> _WHAT TO DO_: Find every line in the records that holds the string "text". Copy each one.

Saved entries
·····

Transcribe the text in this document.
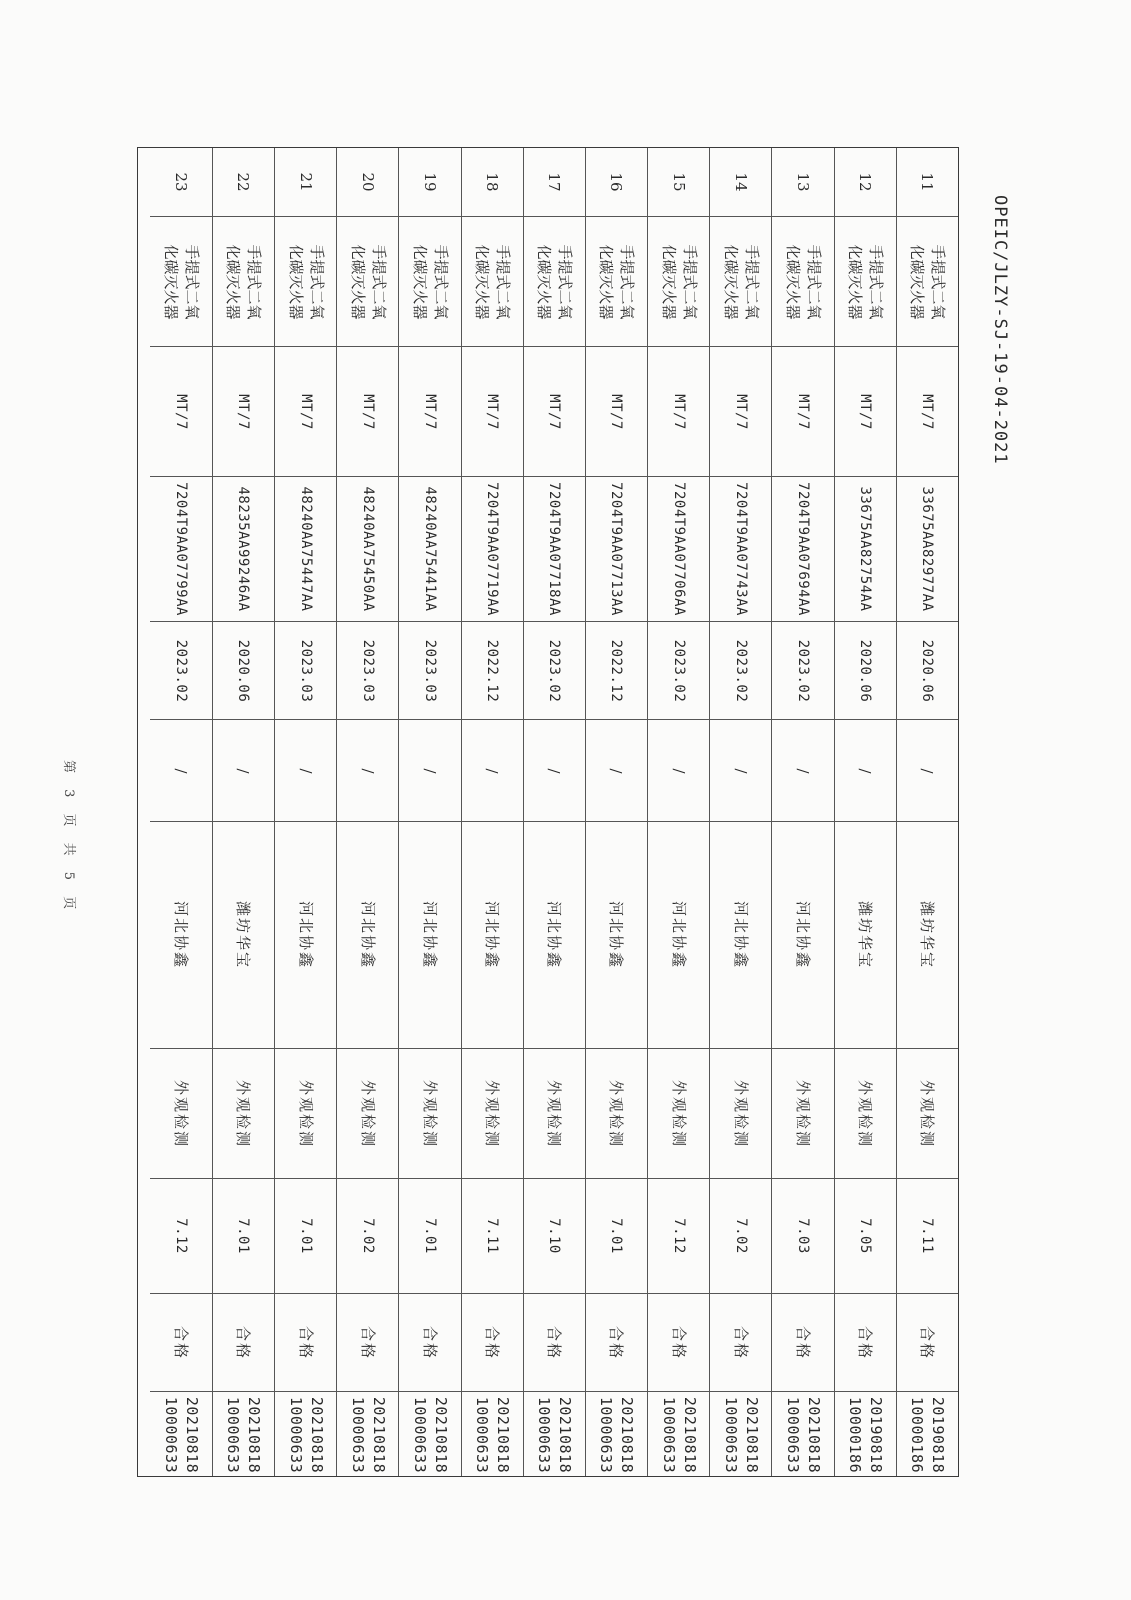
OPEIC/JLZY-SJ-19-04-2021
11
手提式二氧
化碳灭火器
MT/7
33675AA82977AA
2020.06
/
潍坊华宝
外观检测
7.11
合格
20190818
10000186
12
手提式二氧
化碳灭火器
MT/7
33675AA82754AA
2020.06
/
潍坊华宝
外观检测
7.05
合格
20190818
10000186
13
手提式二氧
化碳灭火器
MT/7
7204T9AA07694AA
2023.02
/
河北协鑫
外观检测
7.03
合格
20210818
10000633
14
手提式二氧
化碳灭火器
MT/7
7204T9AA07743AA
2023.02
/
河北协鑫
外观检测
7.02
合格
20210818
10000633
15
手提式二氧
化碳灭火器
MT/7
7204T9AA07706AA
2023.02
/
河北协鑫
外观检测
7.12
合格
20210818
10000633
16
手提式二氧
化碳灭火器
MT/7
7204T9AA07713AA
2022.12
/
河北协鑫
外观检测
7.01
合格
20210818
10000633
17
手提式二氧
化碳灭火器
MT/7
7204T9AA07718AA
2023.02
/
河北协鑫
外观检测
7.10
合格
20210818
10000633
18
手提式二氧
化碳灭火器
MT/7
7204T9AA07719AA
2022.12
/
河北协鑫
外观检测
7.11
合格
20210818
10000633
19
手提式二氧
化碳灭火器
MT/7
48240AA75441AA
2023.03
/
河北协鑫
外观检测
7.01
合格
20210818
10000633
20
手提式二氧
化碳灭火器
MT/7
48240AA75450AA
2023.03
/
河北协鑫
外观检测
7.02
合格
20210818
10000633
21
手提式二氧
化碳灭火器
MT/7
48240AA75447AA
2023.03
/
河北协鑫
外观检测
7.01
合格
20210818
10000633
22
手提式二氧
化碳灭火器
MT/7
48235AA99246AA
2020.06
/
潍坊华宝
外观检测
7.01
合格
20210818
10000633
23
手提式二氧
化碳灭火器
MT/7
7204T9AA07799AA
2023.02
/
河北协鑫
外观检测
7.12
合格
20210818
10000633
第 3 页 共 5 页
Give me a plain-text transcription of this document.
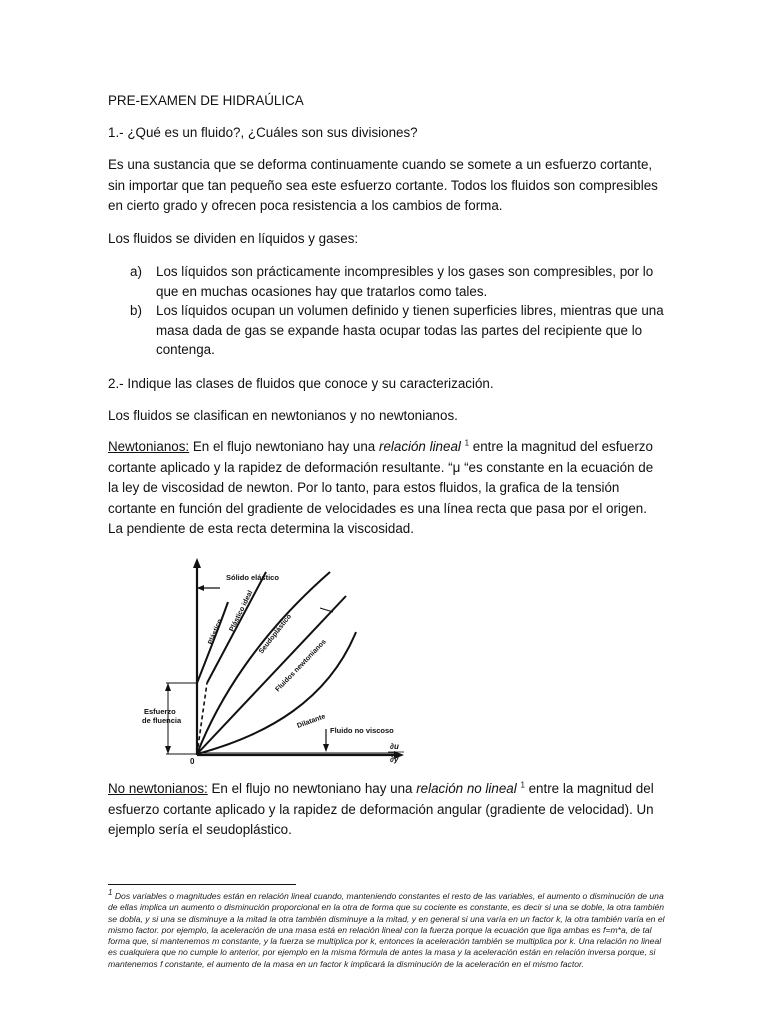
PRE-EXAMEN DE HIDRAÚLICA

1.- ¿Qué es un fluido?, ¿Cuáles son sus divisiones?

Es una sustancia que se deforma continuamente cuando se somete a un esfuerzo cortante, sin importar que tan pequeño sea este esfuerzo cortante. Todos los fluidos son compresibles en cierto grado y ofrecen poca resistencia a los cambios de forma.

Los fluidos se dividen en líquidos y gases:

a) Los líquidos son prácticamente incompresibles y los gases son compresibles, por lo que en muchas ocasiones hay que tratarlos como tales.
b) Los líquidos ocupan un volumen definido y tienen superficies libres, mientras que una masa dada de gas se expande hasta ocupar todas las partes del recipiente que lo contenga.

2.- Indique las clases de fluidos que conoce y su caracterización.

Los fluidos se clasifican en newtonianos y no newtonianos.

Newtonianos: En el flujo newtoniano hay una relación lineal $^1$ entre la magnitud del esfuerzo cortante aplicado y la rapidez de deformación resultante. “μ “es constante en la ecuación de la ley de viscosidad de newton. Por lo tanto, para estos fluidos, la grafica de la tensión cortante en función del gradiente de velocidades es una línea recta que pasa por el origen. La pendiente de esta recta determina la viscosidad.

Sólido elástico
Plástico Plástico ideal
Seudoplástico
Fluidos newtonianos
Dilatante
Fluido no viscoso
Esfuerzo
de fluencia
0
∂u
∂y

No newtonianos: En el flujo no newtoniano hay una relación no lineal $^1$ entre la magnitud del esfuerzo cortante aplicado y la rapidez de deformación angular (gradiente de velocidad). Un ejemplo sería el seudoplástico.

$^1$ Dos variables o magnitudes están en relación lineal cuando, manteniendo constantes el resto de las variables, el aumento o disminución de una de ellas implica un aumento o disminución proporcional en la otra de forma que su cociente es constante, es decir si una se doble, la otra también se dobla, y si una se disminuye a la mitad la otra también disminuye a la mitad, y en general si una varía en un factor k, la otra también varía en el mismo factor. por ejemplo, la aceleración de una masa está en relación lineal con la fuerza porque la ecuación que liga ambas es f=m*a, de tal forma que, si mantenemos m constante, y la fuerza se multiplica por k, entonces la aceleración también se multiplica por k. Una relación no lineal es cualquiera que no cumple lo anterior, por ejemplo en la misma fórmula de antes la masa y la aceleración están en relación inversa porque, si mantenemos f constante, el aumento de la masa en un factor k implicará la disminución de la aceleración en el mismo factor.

·····

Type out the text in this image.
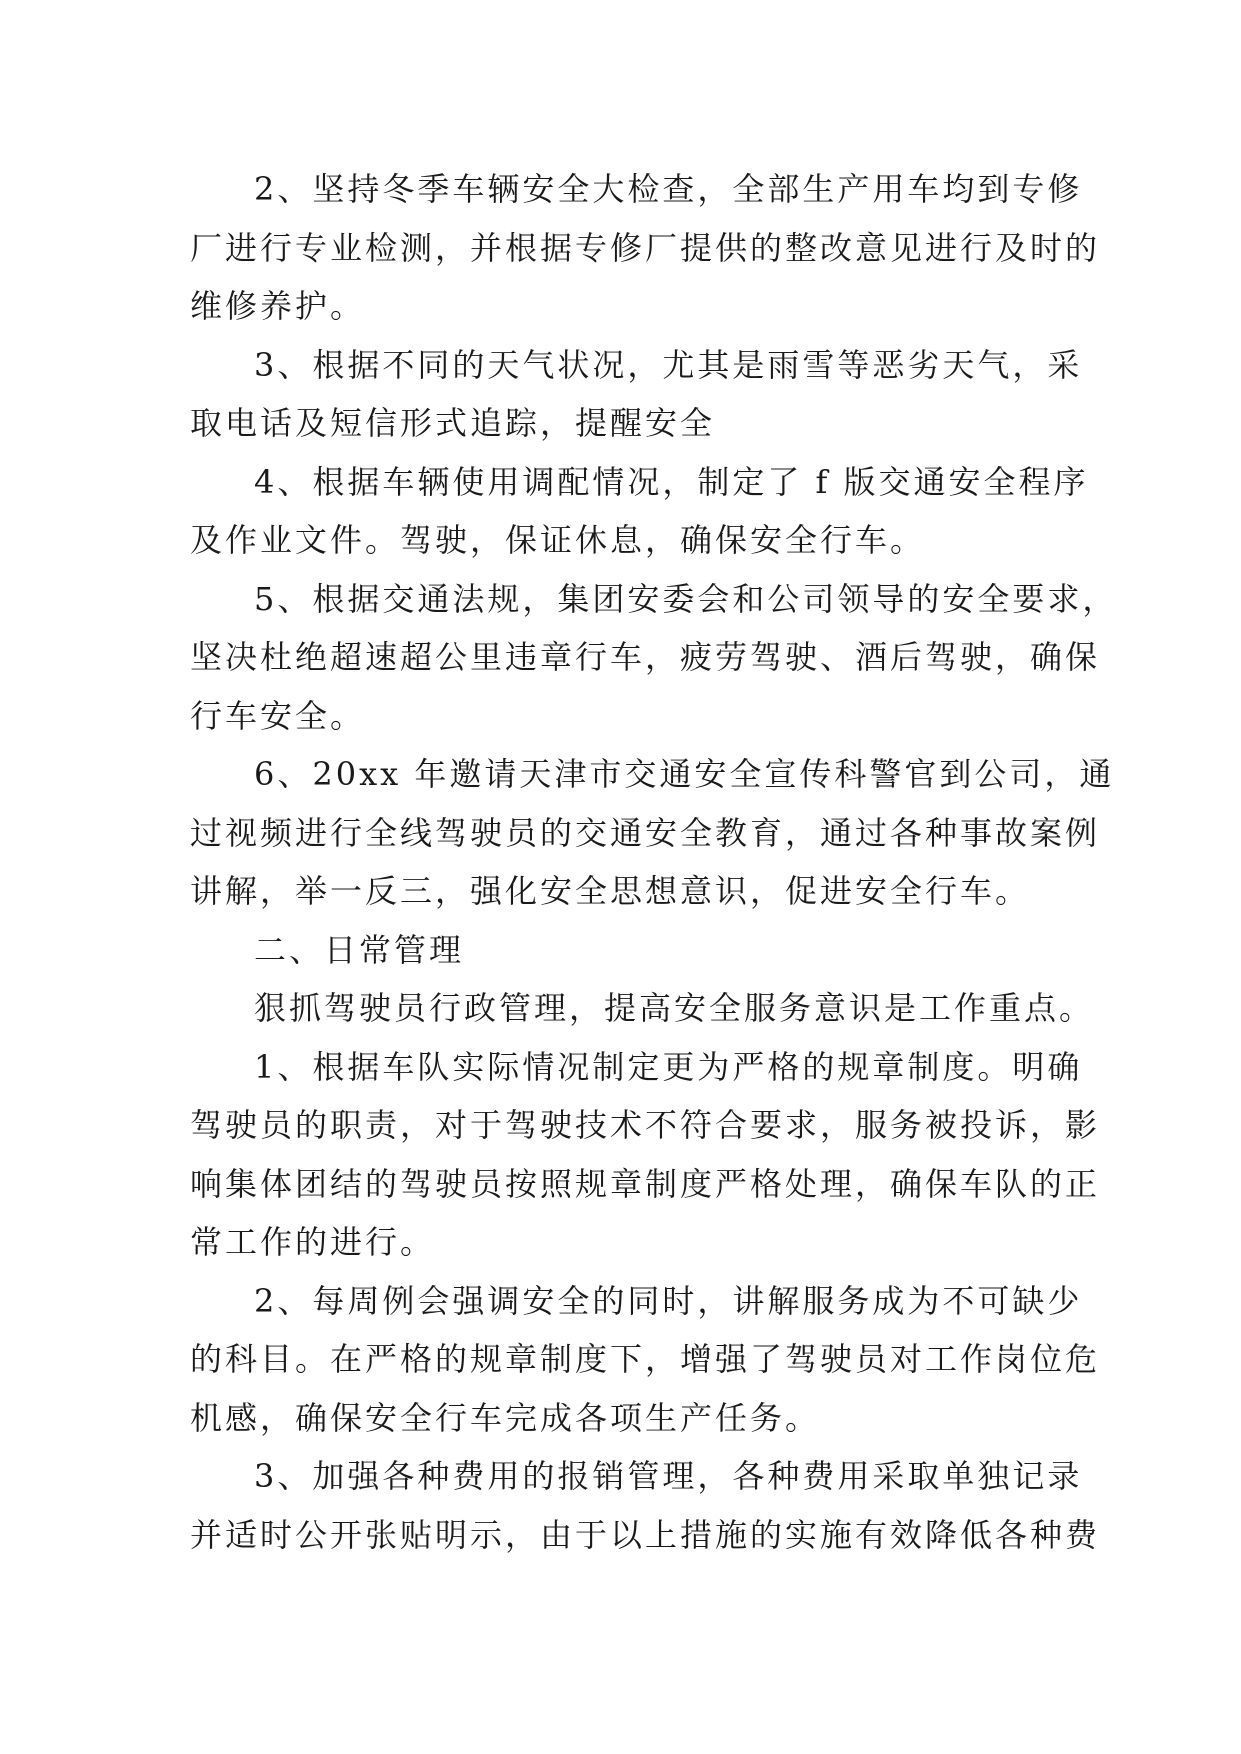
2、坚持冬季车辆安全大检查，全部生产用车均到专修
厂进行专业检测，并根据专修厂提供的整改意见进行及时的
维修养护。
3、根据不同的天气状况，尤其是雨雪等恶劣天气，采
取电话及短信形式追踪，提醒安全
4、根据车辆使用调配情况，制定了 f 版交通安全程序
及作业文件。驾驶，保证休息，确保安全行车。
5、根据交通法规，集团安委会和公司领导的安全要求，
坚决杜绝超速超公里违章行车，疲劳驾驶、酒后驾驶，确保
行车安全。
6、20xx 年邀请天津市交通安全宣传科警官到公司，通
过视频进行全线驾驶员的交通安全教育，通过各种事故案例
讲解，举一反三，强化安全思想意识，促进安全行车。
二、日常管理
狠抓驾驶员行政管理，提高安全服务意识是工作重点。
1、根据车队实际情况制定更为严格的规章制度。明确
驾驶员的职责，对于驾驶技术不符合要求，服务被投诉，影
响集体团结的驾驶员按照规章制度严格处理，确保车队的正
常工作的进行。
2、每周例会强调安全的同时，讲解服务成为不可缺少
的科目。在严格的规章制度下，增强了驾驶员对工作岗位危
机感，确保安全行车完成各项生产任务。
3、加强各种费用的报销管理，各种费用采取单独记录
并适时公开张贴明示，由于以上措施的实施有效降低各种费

·····

> _OUTPUT FOR THIS TASK_:
Transcribe the text in this document.
Give me a plain-text transcription of this document.
Type out the text in this image.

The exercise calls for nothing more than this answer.